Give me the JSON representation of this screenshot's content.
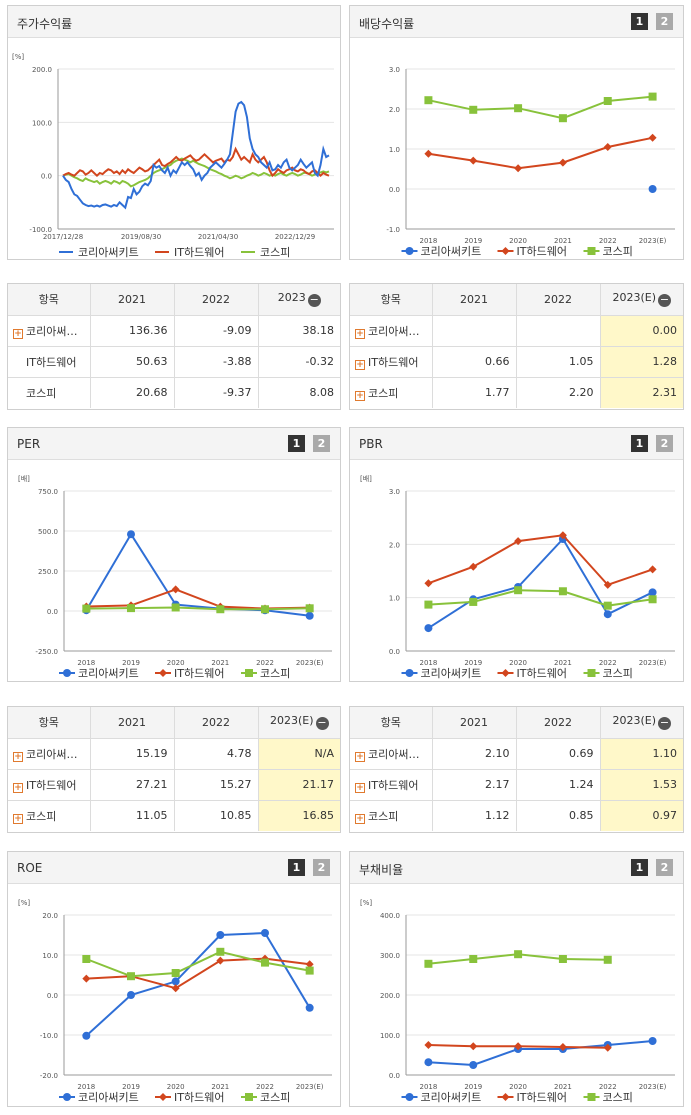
{
  "legend": [
    "코리아써키트",
    "IT하드웨어",
    "코스피"
  ],
  "colors": {
    "s1": "#2f6fd6",
    "s2": "#d2461e",
    "s3": "#88c23b"
  },
  "icons": {
    "expand": "plus-icon",
    "collapse": "minus-icon"
  },
  "panels": {
    "stock": {
      "title": "주가수익률",
      "unit": "[%]"
    },
    "dividend": {
      "title": "배당수익률",
      "unit": "",
      "pages": [
        "1",
        "2"
      ]
    },
    "per": {
      "title": "PER",
      "unit": "[배]",
      "pages": [
        "1",
        "2"
      ]
    },
    "pbr": {
      "title": "PBR",
      "unit": "[배]",
      "pages": [
        "1",
        "2"
      ]
    },
    "roe": {
      "title": "ROE",
      "unit": "[%]",
      "pages": [
        "1",
        "2"
      ]
    },
    "debt": {
      "title": "부채비율",
      "unit": "[%]",
      "pages": [
        "1",
        "2"
      ]
    }
  },
  "tables": {
    "stock": {
      "head": [
        "항목",
        "2021",
        "2022",
        "2023"
      ],
      "rows": [
        {
          "label": "코리아써…",
          "plus": true,
          "vals": [
            "136.36",
            "-9.09",
            "38.18"
          ]
        },
        {
          "label": "IT하드웨어",
          "plus": false,
          "vals": [
            "50.63",
            "-3.88",
            "-0.32"
          ]
        },
        {
          "label": "코스피",
          "plus": false,
          "vals": [
            "20.68",
            "-9.37",
            "8.08"
          ]
        }
      ]
    },
    "dividend": {
      "head": [
        "항목",
        "2021",
        "2022",
        "2023(E)"
      ],
      "rows": [
        {
          "label": "코리아써…",
          "plus": true,
          "vals": [
            "",
            "",
            "0.00"
          ]
        },
        {
          "label": "IT하드웨어",
          "plus": true,
          "vals": [
            "0.66",
            "1.05",
            "1.28"
          ]
        },
        {
          "label": "코스피",
          "plus": true,
          "vals": [
            "1.77",
            "2.20",
            "2.31"
          ]
        }
      ]
    },
    "per": {
      "head": [
        "항목",
        "2021",
        "2022",
        "2023(E)"
      ],
      "rows": [
        {
          "label": "코리아써…",
          "plus": true,
          "vals": [
            "15.19",
            "4.78",
            "N/A"
          ]
        },
        {
          "label": "IT하드웨어",
          "plus": true,
          "vals": [
            "27.21",
            "15.27",
            "21.17"
          ]
        },
        {
          "label": "코스피",
          "plus": true,
          "vals": [
            "11.05",
            "10.85",
            "16.85"
          ]
        }
      ]
    },
    "pbr": {
      "head": [
        "항목",
        "2021",
        "2022",
        "2023(E)"
      ],
      "rows": [
        {
          "label": "코리아써…",
          "plus": true,
          "vals": [
            "2.10",
            "0.69",
            "1.10"
          ]
        },
        {
          "label": "IT하드웨어",
          "plus": true,
          "vals": [
            "2.17",
            "1.24",
            "1.53"
          ]
        },
        {
          "label": "코스피",
          "plus": true,
          "vals": [
            "1.12",
            "0.85",
            "0.97"
          ]
        }
      ]
    }
  },
  "chart_data": [
    {
      "id": "stock",
      "type": "line",
      "ylim": [
        -100,
        200
      ],
      "yticks": [
        "200.0",
        "100.0",
        "0.0",
        "-100.0"
      ],
      "xticks": [
        "2017/12/28",
        "2019/08/30",
        "2021/04/30",
        "2022/12/29"
      ],
      "series": [
        {
          "name": "코리아써키트",
          "values": [
            0,
            -8,
            -12,
            -25,
            -35,
            -38,
            -45,
            -52,
            -55,
            -57,
            -56,
            -58,
            -56,
            -58,
            -55,
            -54,
            -56,
            -58,
            -55,
            -57,
            -50,
            -55,
            -60,
            -40,
            -42,
            -25,
            -35,
            -30,
            -20,
            -15,
            -18,
            -10,
            20,
            15,
            18,
            10,
            5,
            15,
            0,
            10,
            5,
            15,
            25,
            20,
            25,
            18,
            12,
            0,
            5,
            -8,
            0,
            5,
            15,
            20,
            25,
            20,
            15,
            22,
            30,
            40,
            80,
            120,
            135,
            138,
            132,
            110,
            70,
            50,
            40,
            35,
            25,
            20,
            15,
            25,
            10,
            12,
            20,
            15,
            25,
            30,
            15,
            10,
            15,
            20,
            30,
            22,
            15,
            20,
            25,
            5,
            0,
            20,
            50,
            35,
            38
          ]
        },
        {
          "name": "IT하드웨어",
          "values": [
            0,
            3,
            5,
            2,
            0,
            5,
            10,
            8,
            2,
            5,
            10,
            5,
            0,
            5,
            3,
            8,
            12,
            10,
            5,
            8,
            3,
            10,
            5,
            12,
            8,
            5,
            10,
            15,
            12,
            8,
            10,
            15,
            20,
            25,
            30,
            20,
            18,
            22,
            25,
            30,
            35,
            30,
            28,
            32,
            35,
            38,
            32,
            28,
            30,
            35,
            40,
            35,
            30,
            25,
            28,
            30,
            32,
            25,
            30,
            28,
            35,
            50,
            40,
            30,
            35,
            30,
            25,
            40,
            30,
            25,
            30,
            35,
            25,
            10,
            0,
            5,
            12,
            8,
            5,
            10,
            12,
            15,
            10,
            8,
            12,
            10,
            5,
            3,
            8,
            10,
            5,
            0,
            5,
            2,
            0
          ]
        },
        {
          "name": "코스피",
          "values": [
            0,
            2,
            3,
            0,
            -3,
            -5,
            -8,
            -10,
            -5,
            -8,
            -10,
            -12,
            -10,
            -15,
            -12,
            -10,
            -12,
            -15,
            -10,
            -12,
            -15,
            -10,
            -12,
            -15,
            -20,
            -18,
            -15,
            -12,
            -10,
            -8,
            -5,
            0,
            5,
            8,
            10,
            12,
            15,
            18,
            20,
            25,
            28,
            30,
            32,
            30,
            28,
            25,
            28,
            25,
            22,
            20,
            18,
            15,
            12,
            10,
            8,
            5,
            3,
            0,
            -2,
            -5,
            -3,
            0,
            -2,
            -5,
            -3,
            0,
            2,
            5,
            3,
            0,
            2,
            5,
            3,
            0,
            2,
            0,
            3,
            5,
            2,
            0,
            3,
            5,
            3,
            0,
            2,
            5,
            6,
            3,
            0,
            2,
            5,
            6,
            8,
            6,
            8
          ]
        }
      ]
    },
    {
      "id": "dividend",
      "type": "line",
      "ylim": [
        -1,
        3
      ],
      "yticks": [
        "3.0",
        "2.0",
        "1.0",
        "0.0",
        "-1.0"
      ],
      "categories": [
        "2018",
        "2019",
        "2020",
        "2021",
        "2022",
        "2023(E)"
      ],
      "series": [
        {
          "name": "코리아써키트",
          "values": [
            null,
            null,
            null,
            null,
            null,
            0.0
          ]
        },
        {
          "name": "IT하드웨어",
          "values": [
            0.88,
            0.71,
            0.52,
            0.66,
            1.05,
            1.28
          ]
        },
        {
          "name": "코스피",
          "values": [
            2.22,
            1.98,
            2.02,
            1.77,
            2.2,
            2.31
          ]
        }
      ]
    },
    {
      "id": "per",
      "type": "line",
      "ylim": [
        -250,
        750
      ],
      "yticks": [
        "750.0",
        "500.0",
        "250.0",
        "0.0",
        "-250.0"
      ],
      "categories": [
        "2018",
        "2019",
        "2020",
        "2021",
        "2022",
        "2023(E)"
      ],
      "series": [
        {
          "name": "코리아써키트",
          "values": [
            5,
            480,
            40,
            15.19,
            4.78,
            -30
          ]
        },
        {
          "name": "IT하드웨어",
          "values": [
            28,
            35,
            135,
            27.21,
            15.27,
            21.17
          ]
        },
        {
          "name": "코스피",
          "values": [
            15,
            18,
            22,
            11.05,
            10.85,
            16.85
          ]
        }
      ]
    },
    {
      "id": "pbr",
      "type": "line",
      "ylim": [
        0,
        3
      ],
      "yticks": [
        "3.0",
        "2.0",
        "1.0",
        "0.0"
      ],
      "categories": [
        "2018",
        "2019",
        "2020",
        "2021",
        "2022",
        "2023(E)"
      ],
      "series": [
        {
          "name": "코리아써키트",
          "values": [
            0.43,
            0.97,
            1.2,
            2.1,
            0.69,
            1.1
          ]
        },
        {
          "name": "IT하드웨어",
          "values": [
            1.27,
            1.58,
            2.06,
            2.17,
            1.24,
            1.53
          ]
        },
        {
          "name": "코스피",
          "values": [
            0.87,
            0.92,
            1.14,
            1.12,
            0.85,
            0.97
          ]
        }
      ]
    },
    {
      "id": "roe",
      "type": "line",
      "ylim": [
        -20,
        20
      ],
      "yticks": [
        "20.0",
        "10.0",
        "0.0",
        "-10.0",
        "-20.0"
      ],
      "categories": [
        "2018",
        "2019",
        "2020",
        "2021",
        "2022",
        "2023(E)"
      ],
      "series": [
        {
          "name": "코리아써키트",
          "values": [
            -10.2,
            0,
            3.4,
            15,
            15.5,
            -3.2
          ]
        },
        {
          "name": "IT하드웨어",
          "values": [
            4.1,
            4.7,
            1.7,
            8.6,
            9.1,
            7.7
          ]
        },
        {
          "name": "코스피",
          "values": [
            9,
            4.7,
            5.5,
            10.8,
            8.1,
            6.1
          ]
        }
      ]
    },
    {
      "id": "debt",
      "type": "line",
      "ylim": [
        0,
        400
      ],
      "yticks": [
        "400.0",
        "300.0",
        "200.0",
        "100.0",
        "0.0"
      ],
      "categories": [
        "2018",
        "2019",
        "2020",
        "2021",
        "2022",
        "2023(E)"
      ],
      "series": [
        {
          "name": "코리아써키트",
          "values": [
            32,
            25,
            65,
            65,
            75,
            85
          ]
        },
        {
          "name": "IT하드웨어",
          "values": [
            75,
            72,
            72,
            70,
            68,
            null
          ]
        },
        {
          "name": "코스피",
          "values": [
            278,
            290,
            302,
            290,
            288,
            null
          ]
        }
      ]
    }
  ]
}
────────
--- REQUEST ---
Which lines of the data include "title"? Copy each of them.

--- FULL SOLUTION ---
      "title": "주가수익률",
      "title": "배당수익률",
      "title": "PER",
      "title": "PBR",
      "title": "ROE",
      "title": "부채비율",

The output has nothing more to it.